_Goal_: Note how many lines contain "एसएफ" and give that number, with nothing else.

==================================================

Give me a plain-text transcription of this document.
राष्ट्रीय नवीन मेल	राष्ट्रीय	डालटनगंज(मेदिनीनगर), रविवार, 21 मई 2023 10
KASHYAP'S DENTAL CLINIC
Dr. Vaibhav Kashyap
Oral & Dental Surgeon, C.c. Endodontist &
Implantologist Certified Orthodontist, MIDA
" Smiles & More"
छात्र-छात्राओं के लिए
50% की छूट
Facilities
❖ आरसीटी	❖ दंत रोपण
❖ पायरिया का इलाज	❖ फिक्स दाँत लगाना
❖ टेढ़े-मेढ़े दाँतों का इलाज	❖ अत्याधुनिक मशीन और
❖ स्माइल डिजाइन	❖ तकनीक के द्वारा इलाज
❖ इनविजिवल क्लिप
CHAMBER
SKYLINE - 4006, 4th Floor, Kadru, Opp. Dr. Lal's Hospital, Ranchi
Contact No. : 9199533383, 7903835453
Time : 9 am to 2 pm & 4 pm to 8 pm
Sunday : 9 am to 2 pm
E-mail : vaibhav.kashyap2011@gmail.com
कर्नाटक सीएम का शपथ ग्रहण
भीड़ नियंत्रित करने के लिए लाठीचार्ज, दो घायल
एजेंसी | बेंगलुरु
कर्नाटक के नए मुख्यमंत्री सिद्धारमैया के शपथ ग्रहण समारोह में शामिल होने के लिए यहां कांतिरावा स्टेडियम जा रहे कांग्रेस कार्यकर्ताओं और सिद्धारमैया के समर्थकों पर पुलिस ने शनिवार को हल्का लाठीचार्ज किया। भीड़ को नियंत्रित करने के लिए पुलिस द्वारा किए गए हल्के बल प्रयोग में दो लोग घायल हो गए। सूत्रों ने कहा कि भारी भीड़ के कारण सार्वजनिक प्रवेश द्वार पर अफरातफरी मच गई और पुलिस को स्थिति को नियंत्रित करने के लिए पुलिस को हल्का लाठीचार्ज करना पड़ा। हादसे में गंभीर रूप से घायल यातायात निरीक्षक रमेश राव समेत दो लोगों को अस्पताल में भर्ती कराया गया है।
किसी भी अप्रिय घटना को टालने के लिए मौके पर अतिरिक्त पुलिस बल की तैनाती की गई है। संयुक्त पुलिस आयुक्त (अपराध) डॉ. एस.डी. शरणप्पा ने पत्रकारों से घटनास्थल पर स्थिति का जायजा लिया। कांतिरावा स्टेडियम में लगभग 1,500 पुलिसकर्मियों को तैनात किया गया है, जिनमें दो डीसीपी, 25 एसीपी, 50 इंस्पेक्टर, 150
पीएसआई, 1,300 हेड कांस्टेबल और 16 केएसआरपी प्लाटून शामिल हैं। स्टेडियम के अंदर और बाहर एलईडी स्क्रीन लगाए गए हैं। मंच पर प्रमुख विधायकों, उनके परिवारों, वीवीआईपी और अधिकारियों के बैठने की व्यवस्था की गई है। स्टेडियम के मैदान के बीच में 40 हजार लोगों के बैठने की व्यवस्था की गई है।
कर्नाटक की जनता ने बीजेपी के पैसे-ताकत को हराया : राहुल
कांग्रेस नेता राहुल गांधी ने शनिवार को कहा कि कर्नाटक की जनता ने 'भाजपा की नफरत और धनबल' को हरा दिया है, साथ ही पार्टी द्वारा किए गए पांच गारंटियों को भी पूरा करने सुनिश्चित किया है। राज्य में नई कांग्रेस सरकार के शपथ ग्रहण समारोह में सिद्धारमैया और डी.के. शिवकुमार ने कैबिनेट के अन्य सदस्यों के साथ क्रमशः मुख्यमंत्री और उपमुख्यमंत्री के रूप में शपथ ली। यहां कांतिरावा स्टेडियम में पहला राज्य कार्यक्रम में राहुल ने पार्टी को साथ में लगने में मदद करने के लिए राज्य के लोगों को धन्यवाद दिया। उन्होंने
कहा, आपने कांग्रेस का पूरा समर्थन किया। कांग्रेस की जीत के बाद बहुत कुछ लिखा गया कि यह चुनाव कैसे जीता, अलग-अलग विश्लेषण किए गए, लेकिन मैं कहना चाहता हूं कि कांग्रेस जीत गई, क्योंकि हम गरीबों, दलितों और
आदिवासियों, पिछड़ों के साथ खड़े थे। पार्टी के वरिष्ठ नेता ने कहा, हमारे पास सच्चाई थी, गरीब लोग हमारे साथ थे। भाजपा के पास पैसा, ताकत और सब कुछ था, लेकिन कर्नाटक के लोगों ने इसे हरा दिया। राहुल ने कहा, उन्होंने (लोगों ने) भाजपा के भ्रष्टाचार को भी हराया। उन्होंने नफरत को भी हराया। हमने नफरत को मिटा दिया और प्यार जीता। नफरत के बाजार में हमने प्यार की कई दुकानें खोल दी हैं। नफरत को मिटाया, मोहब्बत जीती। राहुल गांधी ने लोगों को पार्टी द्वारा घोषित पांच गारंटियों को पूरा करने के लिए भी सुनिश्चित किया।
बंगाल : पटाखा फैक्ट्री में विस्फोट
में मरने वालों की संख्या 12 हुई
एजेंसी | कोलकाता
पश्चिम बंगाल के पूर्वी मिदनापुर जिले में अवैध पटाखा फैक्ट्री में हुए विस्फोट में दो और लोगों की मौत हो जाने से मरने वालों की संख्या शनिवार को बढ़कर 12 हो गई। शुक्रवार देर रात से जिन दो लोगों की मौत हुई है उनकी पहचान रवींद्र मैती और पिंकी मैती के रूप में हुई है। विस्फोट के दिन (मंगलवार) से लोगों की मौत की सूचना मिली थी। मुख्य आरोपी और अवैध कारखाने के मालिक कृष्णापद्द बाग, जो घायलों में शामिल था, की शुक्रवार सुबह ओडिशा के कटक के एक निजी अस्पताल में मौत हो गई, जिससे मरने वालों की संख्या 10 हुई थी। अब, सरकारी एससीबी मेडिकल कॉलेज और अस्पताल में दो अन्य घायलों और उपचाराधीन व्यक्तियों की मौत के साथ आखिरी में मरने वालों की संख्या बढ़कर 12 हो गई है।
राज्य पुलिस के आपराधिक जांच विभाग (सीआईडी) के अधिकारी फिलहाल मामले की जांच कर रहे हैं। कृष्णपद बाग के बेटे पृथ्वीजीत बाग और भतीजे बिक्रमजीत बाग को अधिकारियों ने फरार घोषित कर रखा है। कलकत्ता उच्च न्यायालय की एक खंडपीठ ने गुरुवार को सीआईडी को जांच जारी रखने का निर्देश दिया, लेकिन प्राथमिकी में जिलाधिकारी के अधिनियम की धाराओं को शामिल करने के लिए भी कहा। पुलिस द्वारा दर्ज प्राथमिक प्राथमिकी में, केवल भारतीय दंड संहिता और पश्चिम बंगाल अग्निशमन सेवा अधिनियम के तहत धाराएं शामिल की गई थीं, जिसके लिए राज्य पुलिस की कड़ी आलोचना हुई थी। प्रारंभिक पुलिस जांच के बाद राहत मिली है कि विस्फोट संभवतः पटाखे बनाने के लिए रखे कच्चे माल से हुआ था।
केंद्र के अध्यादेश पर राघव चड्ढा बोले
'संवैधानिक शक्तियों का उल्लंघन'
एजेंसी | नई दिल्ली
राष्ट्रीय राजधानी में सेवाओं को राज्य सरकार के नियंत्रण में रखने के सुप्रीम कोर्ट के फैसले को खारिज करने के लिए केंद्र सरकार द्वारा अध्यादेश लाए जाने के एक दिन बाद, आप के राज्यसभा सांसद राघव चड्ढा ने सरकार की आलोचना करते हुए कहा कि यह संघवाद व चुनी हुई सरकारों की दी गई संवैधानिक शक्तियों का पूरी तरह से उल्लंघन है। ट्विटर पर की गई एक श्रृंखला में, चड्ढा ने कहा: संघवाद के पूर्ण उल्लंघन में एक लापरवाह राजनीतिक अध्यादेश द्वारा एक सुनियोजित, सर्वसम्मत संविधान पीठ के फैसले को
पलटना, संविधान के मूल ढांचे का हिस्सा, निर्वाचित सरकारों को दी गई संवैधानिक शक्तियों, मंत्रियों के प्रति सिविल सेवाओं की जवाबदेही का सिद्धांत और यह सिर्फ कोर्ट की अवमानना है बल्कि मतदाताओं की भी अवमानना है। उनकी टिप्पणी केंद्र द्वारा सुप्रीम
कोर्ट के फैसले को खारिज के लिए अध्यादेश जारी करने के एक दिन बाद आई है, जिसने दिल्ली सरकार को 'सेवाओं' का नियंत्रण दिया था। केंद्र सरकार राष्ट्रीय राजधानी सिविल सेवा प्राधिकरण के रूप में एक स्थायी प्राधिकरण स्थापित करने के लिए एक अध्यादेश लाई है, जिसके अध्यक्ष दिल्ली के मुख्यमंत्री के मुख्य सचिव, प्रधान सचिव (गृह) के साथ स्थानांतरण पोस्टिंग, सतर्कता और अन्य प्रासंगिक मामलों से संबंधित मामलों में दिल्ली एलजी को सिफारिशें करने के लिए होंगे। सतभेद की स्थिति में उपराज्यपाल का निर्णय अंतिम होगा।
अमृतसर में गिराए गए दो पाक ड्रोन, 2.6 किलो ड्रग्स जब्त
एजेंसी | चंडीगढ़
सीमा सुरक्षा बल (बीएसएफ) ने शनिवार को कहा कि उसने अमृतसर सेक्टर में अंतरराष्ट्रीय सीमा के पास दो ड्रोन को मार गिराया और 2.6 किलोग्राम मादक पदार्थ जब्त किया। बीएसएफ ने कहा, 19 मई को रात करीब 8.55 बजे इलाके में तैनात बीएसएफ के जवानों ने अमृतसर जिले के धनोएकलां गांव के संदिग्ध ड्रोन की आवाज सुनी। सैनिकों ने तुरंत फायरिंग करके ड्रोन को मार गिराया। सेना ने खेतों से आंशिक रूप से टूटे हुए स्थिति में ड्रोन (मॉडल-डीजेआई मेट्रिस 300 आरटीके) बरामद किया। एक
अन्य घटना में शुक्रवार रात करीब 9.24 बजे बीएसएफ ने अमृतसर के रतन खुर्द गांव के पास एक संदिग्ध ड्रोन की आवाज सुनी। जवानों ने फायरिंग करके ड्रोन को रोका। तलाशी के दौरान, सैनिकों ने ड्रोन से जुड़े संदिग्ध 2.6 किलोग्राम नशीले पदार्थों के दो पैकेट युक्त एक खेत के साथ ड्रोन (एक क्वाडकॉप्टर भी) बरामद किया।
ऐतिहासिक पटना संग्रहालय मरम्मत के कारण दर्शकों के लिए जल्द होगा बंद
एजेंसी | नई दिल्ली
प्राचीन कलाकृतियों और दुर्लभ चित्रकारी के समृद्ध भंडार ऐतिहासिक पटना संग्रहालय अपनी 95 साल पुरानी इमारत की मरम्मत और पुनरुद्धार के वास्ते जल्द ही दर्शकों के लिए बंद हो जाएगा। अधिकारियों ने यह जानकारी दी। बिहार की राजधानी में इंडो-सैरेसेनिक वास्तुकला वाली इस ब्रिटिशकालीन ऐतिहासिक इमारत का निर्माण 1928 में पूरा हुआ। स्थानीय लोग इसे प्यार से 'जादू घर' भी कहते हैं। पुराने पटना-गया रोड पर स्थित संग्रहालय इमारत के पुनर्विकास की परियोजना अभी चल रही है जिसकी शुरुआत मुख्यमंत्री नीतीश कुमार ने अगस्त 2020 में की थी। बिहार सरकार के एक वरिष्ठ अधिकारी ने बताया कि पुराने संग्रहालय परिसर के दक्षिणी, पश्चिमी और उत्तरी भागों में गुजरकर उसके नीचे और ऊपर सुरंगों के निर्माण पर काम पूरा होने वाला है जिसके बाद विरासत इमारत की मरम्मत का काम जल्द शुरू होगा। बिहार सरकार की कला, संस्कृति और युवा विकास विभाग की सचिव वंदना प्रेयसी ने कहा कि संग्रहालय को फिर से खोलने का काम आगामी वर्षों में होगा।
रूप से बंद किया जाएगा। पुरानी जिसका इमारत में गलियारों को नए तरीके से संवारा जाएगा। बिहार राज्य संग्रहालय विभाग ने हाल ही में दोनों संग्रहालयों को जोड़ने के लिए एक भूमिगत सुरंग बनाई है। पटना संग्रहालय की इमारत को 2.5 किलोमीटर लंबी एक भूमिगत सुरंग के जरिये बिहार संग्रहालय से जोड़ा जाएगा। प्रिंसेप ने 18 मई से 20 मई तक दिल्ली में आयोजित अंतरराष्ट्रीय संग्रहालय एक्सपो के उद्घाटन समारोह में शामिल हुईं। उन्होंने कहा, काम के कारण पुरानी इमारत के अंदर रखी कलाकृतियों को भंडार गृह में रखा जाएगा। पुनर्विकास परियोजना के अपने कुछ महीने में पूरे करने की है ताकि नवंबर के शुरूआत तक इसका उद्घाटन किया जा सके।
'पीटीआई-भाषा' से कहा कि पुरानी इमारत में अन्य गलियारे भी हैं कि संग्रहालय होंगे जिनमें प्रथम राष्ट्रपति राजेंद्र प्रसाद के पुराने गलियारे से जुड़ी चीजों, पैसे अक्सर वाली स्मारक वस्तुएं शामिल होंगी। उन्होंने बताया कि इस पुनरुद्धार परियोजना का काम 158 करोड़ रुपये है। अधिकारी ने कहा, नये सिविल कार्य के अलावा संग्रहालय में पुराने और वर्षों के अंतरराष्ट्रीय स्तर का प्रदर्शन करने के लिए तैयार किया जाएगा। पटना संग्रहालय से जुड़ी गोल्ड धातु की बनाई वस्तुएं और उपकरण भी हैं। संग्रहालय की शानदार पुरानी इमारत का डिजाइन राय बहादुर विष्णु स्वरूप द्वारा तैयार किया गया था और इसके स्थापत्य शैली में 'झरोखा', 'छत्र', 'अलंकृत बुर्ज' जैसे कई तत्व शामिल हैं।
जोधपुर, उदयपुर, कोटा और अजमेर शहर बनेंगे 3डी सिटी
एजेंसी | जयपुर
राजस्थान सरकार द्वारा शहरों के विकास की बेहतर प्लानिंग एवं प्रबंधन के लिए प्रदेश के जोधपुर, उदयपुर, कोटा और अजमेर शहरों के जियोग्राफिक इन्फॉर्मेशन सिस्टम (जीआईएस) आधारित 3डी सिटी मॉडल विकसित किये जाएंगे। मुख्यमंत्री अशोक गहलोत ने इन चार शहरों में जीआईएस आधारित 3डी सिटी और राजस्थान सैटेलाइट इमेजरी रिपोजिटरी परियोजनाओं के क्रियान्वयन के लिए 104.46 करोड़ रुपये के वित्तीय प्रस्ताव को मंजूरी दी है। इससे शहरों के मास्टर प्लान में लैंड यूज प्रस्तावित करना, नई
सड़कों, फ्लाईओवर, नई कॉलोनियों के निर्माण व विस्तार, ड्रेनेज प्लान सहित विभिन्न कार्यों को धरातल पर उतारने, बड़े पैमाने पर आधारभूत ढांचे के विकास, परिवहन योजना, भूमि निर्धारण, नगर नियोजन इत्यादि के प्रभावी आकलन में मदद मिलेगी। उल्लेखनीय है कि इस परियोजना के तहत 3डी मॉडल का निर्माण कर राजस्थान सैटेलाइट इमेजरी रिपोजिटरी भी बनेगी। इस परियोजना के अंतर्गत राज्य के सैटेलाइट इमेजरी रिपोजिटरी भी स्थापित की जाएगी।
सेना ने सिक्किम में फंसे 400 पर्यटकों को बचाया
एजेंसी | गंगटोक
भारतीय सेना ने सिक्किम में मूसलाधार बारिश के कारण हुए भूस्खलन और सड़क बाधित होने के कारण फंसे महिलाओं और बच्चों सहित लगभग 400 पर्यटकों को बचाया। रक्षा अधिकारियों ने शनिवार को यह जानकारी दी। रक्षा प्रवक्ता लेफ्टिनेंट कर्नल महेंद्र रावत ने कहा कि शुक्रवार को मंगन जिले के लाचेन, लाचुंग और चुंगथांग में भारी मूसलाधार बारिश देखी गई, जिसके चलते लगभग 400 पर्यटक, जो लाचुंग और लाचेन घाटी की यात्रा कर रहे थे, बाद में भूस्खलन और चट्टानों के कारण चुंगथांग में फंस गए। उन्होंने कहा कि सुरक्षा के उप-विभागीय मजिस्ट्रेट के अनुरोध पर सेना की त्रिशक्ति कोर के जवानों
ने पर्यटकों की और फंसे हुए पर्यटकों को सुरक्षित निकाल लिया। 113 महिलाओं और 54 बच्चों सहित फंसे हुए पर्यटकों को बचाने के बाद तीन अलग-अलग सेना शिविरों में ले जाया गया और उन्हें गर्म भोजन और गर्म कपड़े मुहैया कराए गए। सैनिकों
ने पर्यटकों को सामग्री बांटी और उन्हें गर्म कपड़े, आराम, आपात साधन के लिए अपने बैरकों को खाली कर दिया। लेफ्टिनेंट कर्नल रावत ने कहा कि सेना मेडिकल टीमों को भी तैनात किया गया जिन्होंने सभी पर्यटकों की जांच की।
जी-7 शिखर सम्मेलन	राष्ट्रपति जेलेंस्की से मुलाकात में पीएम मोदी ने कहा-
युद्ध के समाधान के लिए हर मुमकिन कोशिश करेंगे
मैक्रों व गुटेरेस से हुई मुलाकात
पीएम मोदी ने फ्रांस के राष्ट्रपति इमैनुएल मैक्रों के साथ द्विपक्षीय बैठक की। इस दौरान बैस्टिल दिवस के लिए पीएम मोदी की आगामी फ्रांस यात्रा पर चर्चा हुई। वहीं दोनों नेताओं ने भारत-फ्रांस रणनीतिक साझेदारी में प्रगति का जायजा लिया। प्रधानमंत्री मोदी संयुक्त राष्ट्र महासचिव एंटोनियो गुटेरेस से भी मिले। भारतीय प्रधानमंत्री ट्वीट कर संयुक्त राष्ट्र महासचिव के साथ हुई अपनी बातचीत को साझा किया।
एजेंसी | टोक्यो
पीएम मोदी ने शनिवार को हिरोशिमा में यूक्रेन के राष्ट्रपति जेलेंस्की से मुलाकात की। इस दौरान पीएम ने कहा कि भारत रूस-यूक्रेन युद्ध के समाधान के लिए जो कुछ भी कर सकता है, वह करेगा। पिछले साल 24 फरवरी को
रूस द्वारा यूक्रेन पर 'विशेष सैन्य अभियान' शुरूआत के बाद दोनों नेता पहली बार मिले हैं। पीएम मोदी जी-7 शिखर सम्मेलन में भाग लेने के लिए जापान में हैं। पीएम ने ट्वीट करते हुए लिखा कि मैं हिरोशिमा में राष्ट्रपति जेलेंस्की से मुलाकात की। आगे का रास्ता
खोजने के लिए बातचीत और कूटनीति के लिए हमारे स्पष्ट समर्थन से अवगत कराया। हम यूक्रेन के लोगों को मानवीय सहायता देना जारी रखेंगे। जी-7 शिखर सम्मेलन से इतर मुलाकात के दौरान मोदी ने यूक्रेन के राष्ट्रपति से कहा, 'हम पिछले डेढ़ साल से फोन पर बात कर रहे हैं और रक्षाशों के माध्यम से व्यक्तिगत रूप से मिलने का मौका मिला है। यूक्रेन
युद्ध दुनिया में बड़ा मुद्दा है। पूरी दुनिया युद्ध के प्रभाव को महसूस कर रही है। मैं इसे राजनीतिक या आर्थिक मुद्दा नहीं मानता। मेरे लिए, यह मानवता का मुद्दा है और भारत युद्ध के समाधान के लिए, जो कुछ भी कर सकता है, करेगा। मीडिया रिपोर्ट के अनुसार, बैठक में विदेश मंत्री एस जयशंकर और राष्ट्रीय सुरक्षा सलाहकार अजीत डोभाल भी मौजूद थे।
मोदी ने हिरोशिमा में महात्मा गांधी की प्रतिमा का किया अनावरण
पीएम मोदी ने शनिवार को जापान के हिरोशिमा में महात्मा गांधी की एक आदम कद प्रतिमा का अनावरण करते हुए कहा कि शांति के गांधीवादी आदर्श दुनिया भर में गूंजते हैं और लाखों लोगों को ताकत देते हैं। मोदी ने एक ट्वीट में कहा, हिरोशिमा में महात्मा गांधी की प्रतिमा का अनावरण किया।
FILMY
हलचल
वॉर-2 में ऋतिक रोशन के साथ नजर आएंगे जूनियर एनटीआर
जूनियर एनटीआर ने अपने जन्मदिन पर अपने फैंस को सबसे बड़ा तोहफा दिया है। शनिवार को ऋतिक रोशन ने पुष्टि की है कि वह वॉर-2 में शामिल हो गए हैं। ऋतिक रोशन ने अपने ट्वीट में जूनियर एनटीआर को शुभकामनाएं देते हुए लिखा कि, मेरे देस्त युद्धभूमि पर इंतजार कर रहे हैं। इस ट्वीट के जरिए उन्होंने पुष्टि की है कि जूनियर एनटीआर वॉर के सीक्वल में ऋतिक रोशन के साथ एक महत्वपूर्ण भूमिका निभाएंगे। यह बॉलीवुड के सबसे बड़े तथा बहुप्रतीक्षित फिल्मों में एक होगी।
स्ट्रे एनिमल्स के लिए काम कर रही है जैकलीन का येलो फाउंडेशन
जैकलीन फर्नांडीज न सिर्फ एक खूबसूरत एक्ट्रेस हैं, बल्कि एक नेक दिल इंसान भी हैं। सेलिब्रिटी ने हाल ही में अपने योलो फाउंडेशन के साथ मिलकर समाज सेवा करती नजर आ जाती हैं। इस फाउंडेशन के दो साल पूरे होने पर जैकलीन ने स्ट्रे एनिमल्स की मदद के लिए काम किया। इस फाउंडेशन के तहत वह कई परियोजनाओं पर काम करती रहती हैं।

==================================================

_Exercise answer_: 2